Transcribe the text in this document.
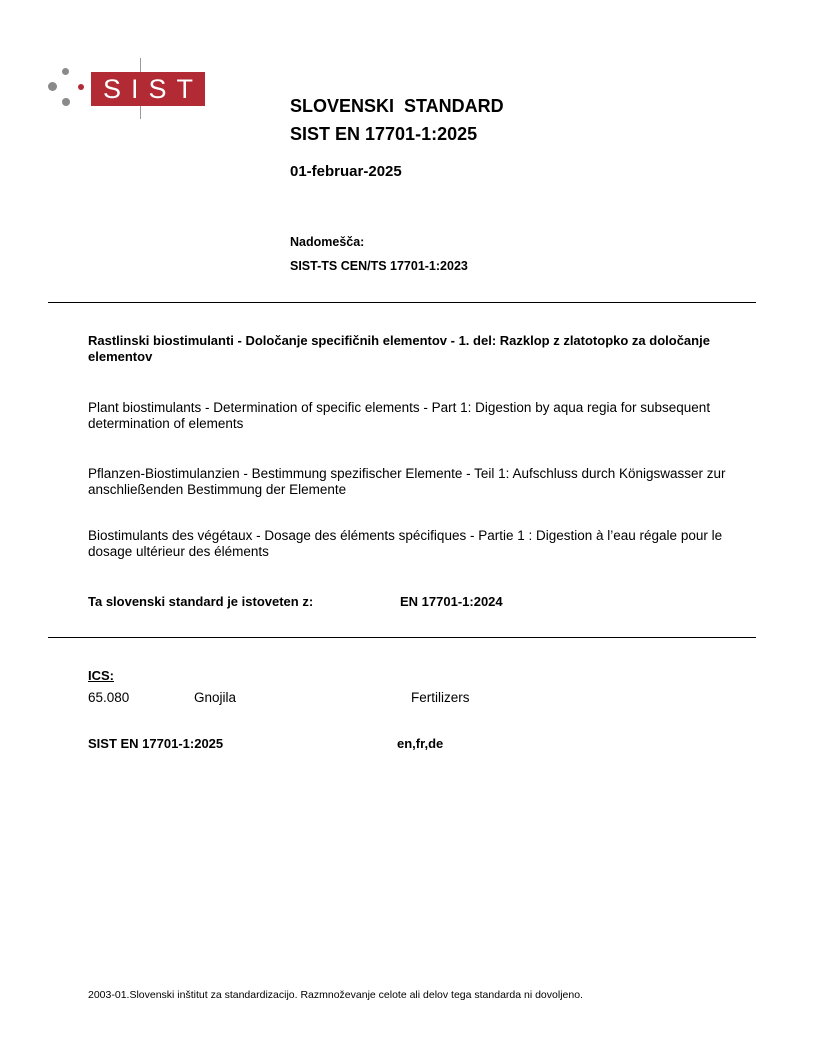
SIST
SLOVENSKI  STANDARD
SIST EN 17701-1:2025
01-februar-2025
Nadomešča:
SIST-TS CEN/TS 17701-1:2023
Rastlinski biostimulanti - Določanje specifičnih elementov - 1. del: Razklop z zlatotopko za določanje elementov
Plant biostimulants - Determination of specific elements - Part 1: Digestion by aqua regia for subsequent determination of elements
Pflanzen-Biostimulanzien - Bestimmung spezifischer Elemente - Teil 1: Aufschluss durch Königswasser zur anschließenden Bestimmung der Elemente
Biostimulants des végétaux - Dosage des éléments spécifiques - Partie 1 : Digestion à l’eau régale pour le dosage ultérieur des éléments
Ta slovenski standard je istoveten z:	EN 17701-1:2024
ICS:
65.080	Gnojila	Fertilizers
SIST EN 17701-1:2025	en,fr,de
2003-01.Slovenski inštitut za standardizacijo. Razmnoževanje celote ali delov tega standarda ni dovoljeno.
******
→ EXERCISE:
Without including the pictures, reproduce all entries exactly.

→ EXERCISE OUTPUT:
Transcribe the text in this document.
SIST
SLOVENSKI  STANDARD
SIST EN 17701-1:2025
01-februar-2025
Nadomešča:
SIST-TS CEN/TS 17701-1:2023
Rastlinski biostimulanti - Določanje specifičnih elementov - 1. del: Razklop z zlatotopko za določanje elementov
Plant biostimulants - Determination of specific elements - Part 1: Digestion by aqua regia for subsequent determination of elements
Pflanzen-Biostimulanzien - Bestimmung spezifischer Elemente - Teil 1: Aufschluss durch Königswasser zur anschließenden Bestimmung der Elemente
Biostimulants des végétaux - Dosage des éléments spécifiques - Partie 1 : Digestion à l’eau régale pour le dosage ultérieur des éléments
Ta slovenski standard je istoveten z:	EN 17701-1:2024
ICS:
65.080	Gnojila	Fertilizers
SIST EN 17701-1:2025	en,fr,de
2003-01.Slovenski inštitut za standardizacijo. Razmnoževanje celote ali delov tega standarda ni dovoljeno.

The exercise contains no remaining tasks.